TASK PROMPT:
Below are entries to reproduce exactly, apart from their pictures.

(Document page records)
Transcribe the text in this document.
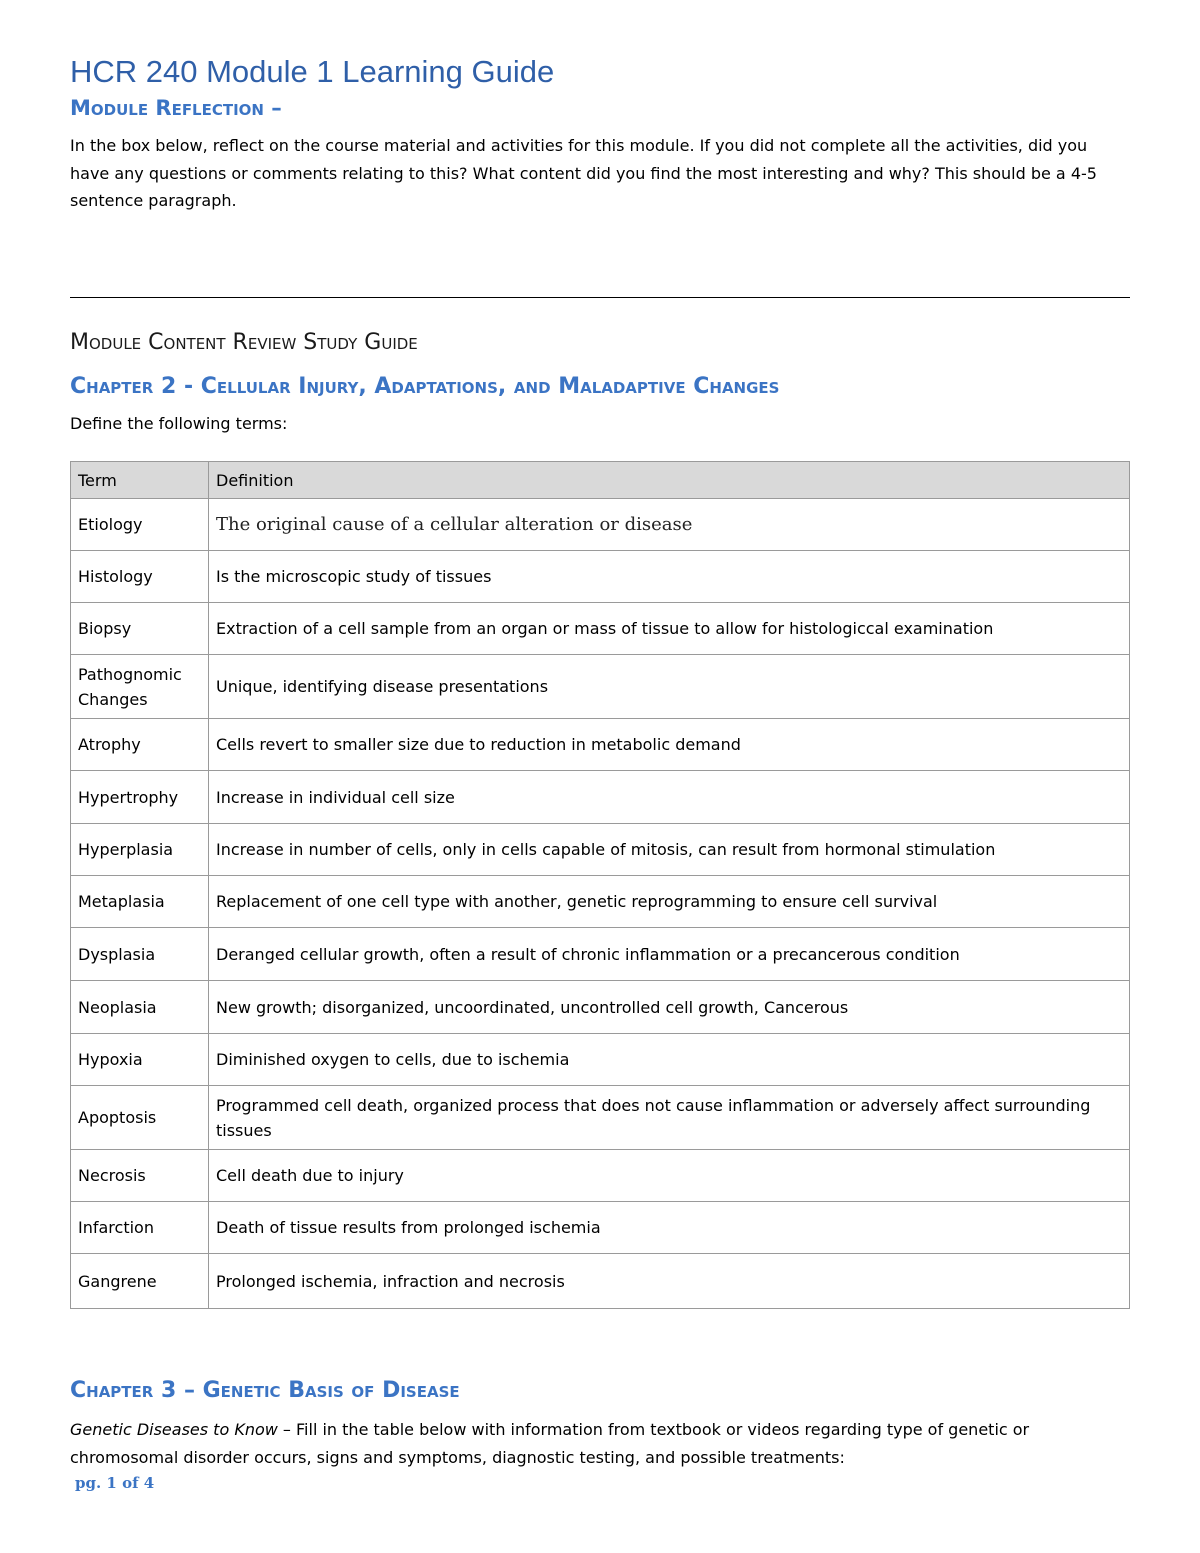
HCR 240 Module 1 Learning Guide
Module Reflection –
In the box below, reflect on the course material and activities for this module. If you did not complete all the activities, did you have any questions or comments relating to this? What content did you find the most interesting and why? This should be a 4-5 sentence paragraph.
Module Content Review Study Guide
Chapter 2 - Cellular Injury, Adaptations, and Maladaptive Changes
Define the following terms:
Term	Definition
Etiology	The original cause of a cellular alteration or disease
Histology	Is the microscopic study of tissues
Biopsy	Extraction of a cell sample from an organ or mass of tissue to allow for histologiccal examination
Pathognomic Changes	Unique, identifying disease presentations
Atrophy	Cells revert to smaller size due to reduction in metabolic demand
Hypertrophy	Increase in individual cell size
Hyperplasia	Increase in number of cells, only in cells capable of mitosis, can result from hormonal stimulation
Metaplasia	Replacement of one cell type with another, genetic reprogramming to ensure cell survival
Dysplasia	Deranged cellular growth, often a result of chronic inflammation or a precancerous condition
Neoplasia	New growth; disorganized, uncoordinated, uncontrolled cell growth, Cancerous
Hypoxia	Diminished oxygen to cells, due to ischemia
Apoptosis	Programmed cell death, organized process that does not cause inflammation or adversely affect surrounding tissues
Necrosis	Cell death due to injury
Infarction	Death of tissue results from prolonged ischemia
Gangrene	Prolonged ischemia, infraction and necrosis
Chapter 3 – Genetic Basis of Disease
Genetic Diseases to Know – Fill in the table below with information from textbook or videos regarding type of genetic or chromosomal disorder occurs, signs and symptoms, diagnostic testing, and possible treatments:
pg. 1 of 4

SOLUTION TO THIS EXERCISE:
Transcribe the text in this document.
HCR 240 Module 1 Learning Guide
Module Reflection –
In the box below, reflect on the course material and activities for this module. If you did not complete all the activities, did you have any questions or comments relating to this? What content did you find the most interesting and why? This should be a 4-5 sentence paragraph.
Module Content Review Study Guide
Chapter 2 - Cellular Injury, Adaptations, and Maladaptive Changes
Define the following terms:
Term	Definition
Etiology	The original cause of a cellular alteration or disease
Histology	Is the microscopic study of tissues
Biopsy	Extraction of a cell sample from an organ or mass of tissue to allow for histologiccal examination
Pathognomic Changes	Unique, identifying disease presentations
Atrophy	Cells revert to smaller size due to reduction in metabolic demand
Hypertrophy	Increase in individual cell size
Hyperplasia	Increase in number of cells, only in cells capable of mitosis, can result from hormonal stimulation
Metaplasia	Replacement of one cell type with another, genetic reprogramming to ensure cell survival
Dysplasia	Deranged cellular growth, often a result of chronic inflammation or a precancerous condition
Neoplasia	New growth; disorganized, uncoordinated, uncontrolled cell growth, Cancerous
Hypoxia	Diminished oxygen to cells, due to ischemia
Apoptosis	Programmed cell death, organized process that does not cause inflammation or adversely affect surrounding tissues
Necrosis	Cell death due to injury
Infarction	Death of tissue results from prolonged ischemia
Gangrene	Prolonged ischemia, infraction and necrosis
Chapter 3 – Genetic Basis of Disease
Genetic Diseases to Know – Fill in the table below with information from textbook or videos regarding type of genetic or chromosomal disorder occurs, signs and symptoms, diagnostic testing, and possible treatments:
pg. 1 of 4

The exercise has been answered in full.